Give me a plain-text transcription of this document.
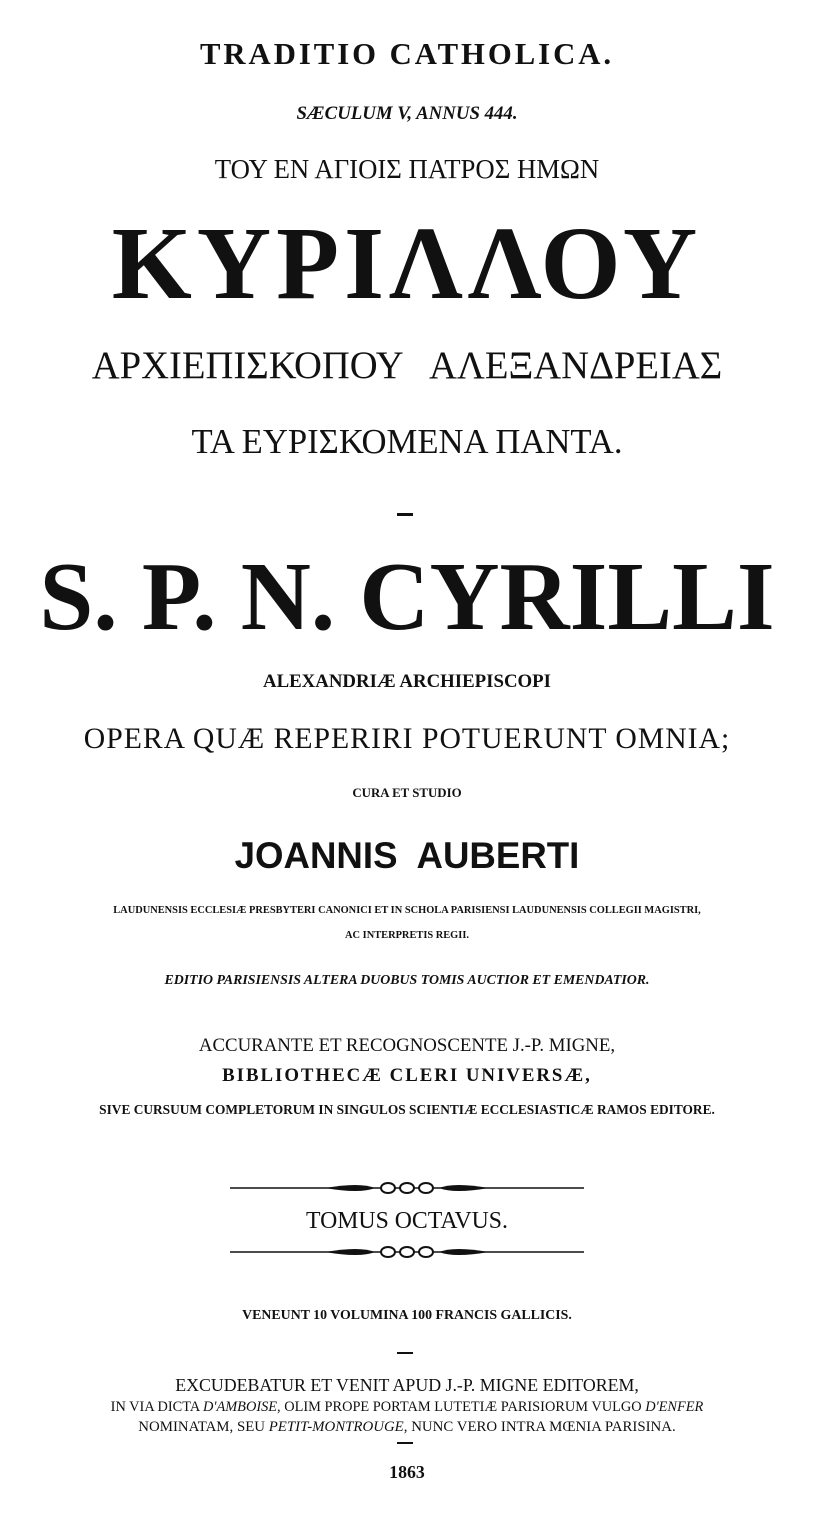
TRADITIO CATHOLICA.
SÆCULUM V, ANNUS 444.
ΤΟΥ ΕΝ ΑΓΙΟΙΣ ΠΑΤΡΟΣ ΗΜΩΝ
ΚΥΡΙΛΛΟΥ
ΑΡΧΙΕΠΙΣΚΟΠΟΥ   ΑΛΕΞΑΝΔΡΕΙΑΣ
ΤΑ ΕΥΡΙΣΚΟΜΕΝΑ ΠΑΝΤΑ.
S. P. N. CYRILLI
ALEXANDRIÆ ARCHIEPISCOPI
OPERA QUÆ REPERIRI POTUERUNT OMNIA;
CURA ET STUDIO
JOANNIS  AUBERTI
LAUDUNENSIS ECCLESIÆ PRESBYTERI CANONICI ET IN SCHOLA PARISIENSI LAUDUNENSIS COLLEGII MAGISTRI,
AC INTERPRETIS REGII.
EDITIO PARISIENSIS ALTERA DUOBUS TOMIS AUCTIOR ET EMENDATIOR.
ACCURANTE ET RECOGNOSCENTE J.-P. MIGNE,
BIBLIOTHECÆ CLERI UNIVERSÆ,
SIVE CURSUUM COMPLETORUM IN SINGULOS SCIENTIÆ ECCLESIASTICÆ RAMOS EDITORE.
TOMUS OCTAVUS.
VENEUNT 10 VOLUMINA 100 FRANCIS GALLICIS.
EXCUDEBATUR ET VENIT APUD J.-P. MIGNE EDITOREM,
IN VIA DICTA D'AMBOISE, OLIM PROPE PORTAM LUTETIÆ PARISIORUM VULGO D'ENFER
NOMINATAM, SEU PETIT-MONTROUGE, NUNC VERO INTRA MŒNIA PARISINA.
1863
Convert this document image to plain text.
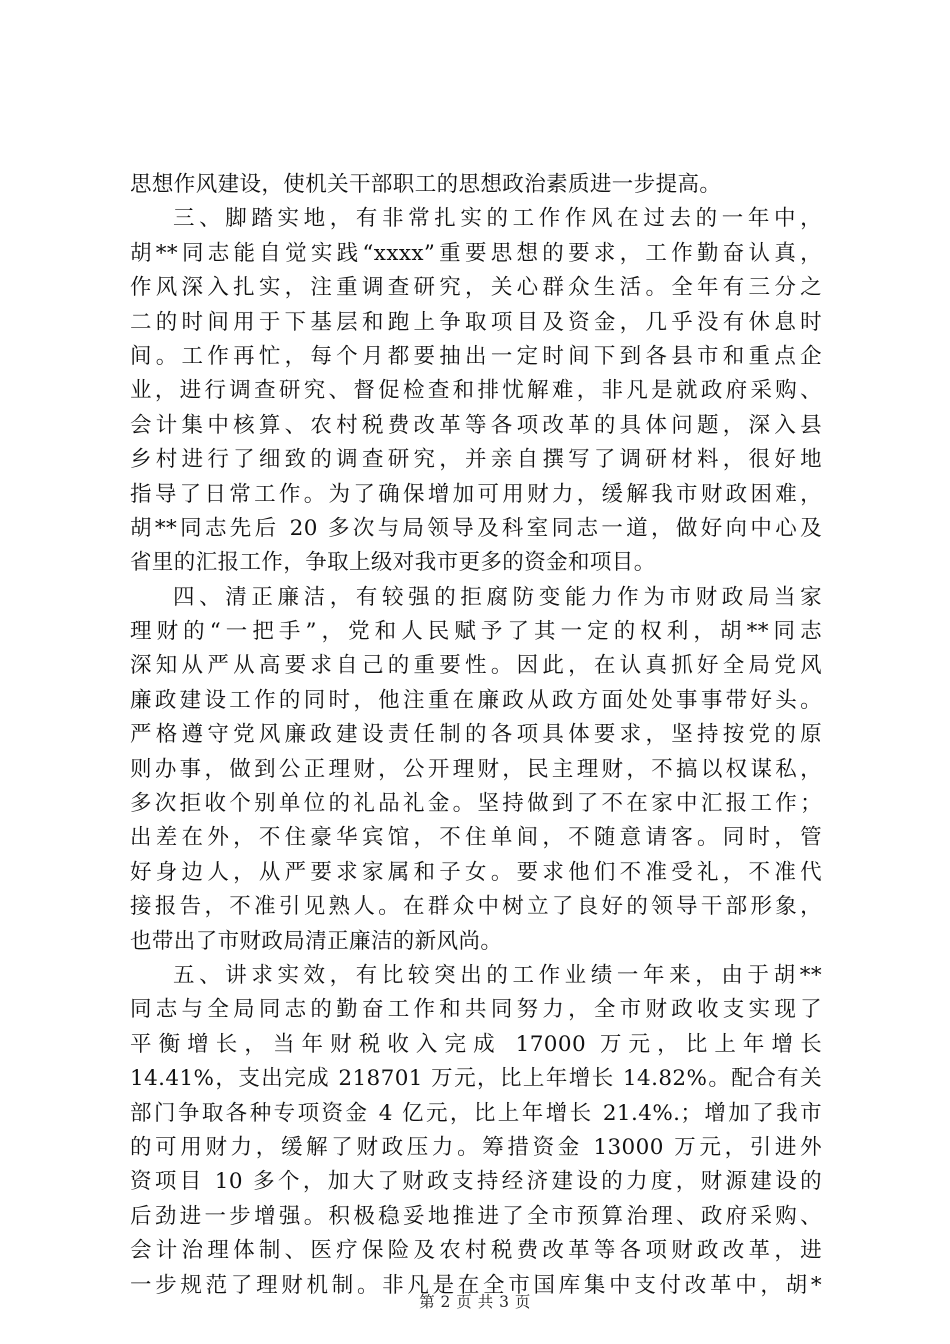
思想作风建设，使机关干部职工的思想政治素质进一步提高。
三、脚踏实地，有非常扎实的工作作风在过去的一年中，
胡**同志能自觉实践“xxxx”重要思想的要求，工作勤奋认真，
作风深入扎实，注重调查研究，关心群众生活。全年有三分之
二的时间用于下基层和跑上争取项目及资金，几乎没有休息时
间。工作再忙，每个月都要抽出一定时间下到各县市和重点企
业，进行调查研究、督促检查和排忧解难，非凡是就政府采购、
会计集中核算、农村税费改革等各项改革的具体问题，深入县
乡村进行了细致的调查研究，并亲自撰写了调研材料，很好地
指导了日常工作。为了确保增加可用财力，缓解我市财政困难，
胡**同志先后 20 多次与局领导及科室同志一道，做好向中心及
省里的汇报工作，争取上级对我市更多的资金和项目。
四、清正廉洁，有较强的拒腐防变能力作为市财政局当家
理财的“一把手”，党和人民赋予了其一定的权利，胡**同志
深知从严从高要求自己的重要性。因此，在认真抓好全局党风
廉政建设工作的同时，他注重在廉政从政方面处处事事带好头。
严格遵守党风廉政建设责任制的各项具体要求，坚持按党的原
则办事，做到公正理财，公开理财，民主理财，不搞以权谋私，
多次拒收个别单位的礼品礼金。坚持做到了不在家中汇报工作；
出差在外，不住豪华宾馆，不住单间，不随意请客。同时，管
好身边人，从严要求家属和子女。要求他们不准受礼，不准代
接报告，不准引见熟人。在群众中树立了良好的领导干部形象，
也带出了市财政局清正廉洁的新风尚。
五、讲求实效，有比较突出的工作业绩一年来，由于胡**
同志与全局同志的勤奋工作和共同努力，全市财政收支实现了
平衡增长，当年财税收入完成 17000 万元，比上年增长
14.41%，支出完成 218701 万元，比上年增长 14.82%。配合有关
部门争取各种专项资金 4 亿元，比上年增长 21.4%.；增加了我市
的可用财力，缓解了财政压力。筹措资金 13000 万元，引进外
资项目 10 多个，加大了财政支持经济建设的力度，财源建设的
后劲进一步增强。积极稳妥地推进了全市预算治理、政府采购、
会计治理体制、医疗保险及农村税费改革等各项财政改革，进
一步规范了理财机制。非凡是在全市国库集中支付改革中，胡*
第 2 页 共 3 页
===
§ **Work to do**
Copy the entries exactly. Leave out the images.

§ **Response**
Give me a plain-text transcription of this document.
TRADITIO CATHOLICA.
SÆCULUM V, ANNUS 444.
ΤΟΥ ΕΝ ΑΓΙΟΙΣ ΠΑΤΡΟΣ ΗΜΩΝ
ΚΥΡΙΛΛΟΥ
ΑΡΧΙΕΠΙΣΚΟΠΟΥ   ΑΛΕΞΑΝΔΡΕΙΑΣ
ΤΑ ΕΥΡΙΣΚΟΜΕΝΑ ΠΑΝΤΑ.
S. P. N. CYRILLI
ALEXANDRIÆ ARCHIEPISCOPI
OPERA QUÆ REPERIRI POTUERUNT OMNIA;
CURA ET STUDIO
JOANNIS  AUBERTI
LAUDUNENSIS ECCLESIÆ PRESBYTERI CANONICI ET IN SCHOLA PARISIENSI LAUDUNENSIS COLLEGII MAGISTRI,
AC INTERPRETIS REGII.
EDITIO PARISIENSIS ALTERA DUOBUS TOMIS AUCTIOR ET EMENDATIOR.
ACCURANTE ET RECOGNOSCENTE J.-P. MIGNE,
BIBLIOTHECÆ CLERI UNIVERSÆ,
SIVE CURSUUM COMPLETORUM IN SINGULOS SCIENTIÆ ECCLESIASTICÆ RAMOS EDITORE.
TOMUS OCTAVUS.
VENEUNT 10 VOLUMINA 100 FRANCIS GALLICIS.
EXCUDEBATUR ET VENIT APUD J.-P. MIGNE EDITOREM,
IN VIA DICTA D'AMBOISE, OLIM PROPE PORTAM LUTETIÆ PARISIORUM VULGO D'ENFER
NOMINATAM, SEU PETIT-MONTROUGE, NUNC VERO INTRA MŒNIA PARISINA.
1863
Convert this document image to plain text.
思想作风建设，使机关干部职工的思想政治素质进一步提高。
三、脚踏实地，有非常扎实的工作作风在过去的一年中，
胡**同志能自觉实践“xxxx”重要思想的要求，工作勤奋认真，
作风深入扎实，注重调查研究，关心群众生活。全年有三分之
二的时间用于下基层和跑上争取项目及资金，几乎没有休息时
间。工作再忙，每个月都要抽出一定时间下到各县市和重点企
业，进行调查研究、督促检查和排忧解难，非凡是就政府采购、
会计集中核算、农村税费改革等各项改革的具体问题，深入县
乡村进行了细致的调查研究，并亲自撰写了调研材料，很好地
指导了日常工作。为了确保增加可用财力，缓解我市财政困难，
胡**同志先后 20 多次与局领导及科室同志一道，做好向中心及
省里的汇报工作，争取上级对我市更多的资金和项目。
四、清正廉洁，有较强的拒腐防变能力作为市财政局当家
理财的“一把手”，党和人民赋予了其一定的权利，胡**同志
深知从严从高要求自己的重要性。因此，在认真抓好全局党风
廉政建设工作的同时，他注重在廉政从政方面处处事事带好头。
严格遵守党风廉政建设责任制的各项具体要求，坚持按党的原
则办事，做到公正理财，公开理财，民主理财，不搞以权谋私，
多次拒收个别单位的礼品礼金。坚持做到了不在家中汇报工作；
出差在外，不住豪华宾馆，不住单间，不随意请客。同时，管
好身边人，从严要求家属和子女。要求他们不准受礼，不准代
接报告，不准引见熟人。在群众中树立了良好的领导干部形象，
也带出了市财政局清正廉洁的新风尚。
五、讲求实效，有比较突出的工作业绩一年来，由于胡**
同志与全局同志的勤奋工作和共同努力，全市财政收支实现了
平衡增长，当年财税收入完成 17000 万元，比上年增长
14.41%，支出完成 218701 万元，比上年增长 14.82%。配合有关
部门争取各种专项资金 4 亿元，比上年增长 21.4%.；增加了我市
的可用财力，缓解了财政压力。筹措资金 13000 万元，引进外
资项目 10 多个，加大了财政支持经济建设的力度，财源建设的
后劲进一步增强。积极稳妥地推进了全市预算治理、政府采购、
会计治理体制、医疗保险及农村税费改革等各项财政改革，进
一步规范了理财机制。非凡是在全市国库集中支付改革中，胡*
第 2 页 共 3 页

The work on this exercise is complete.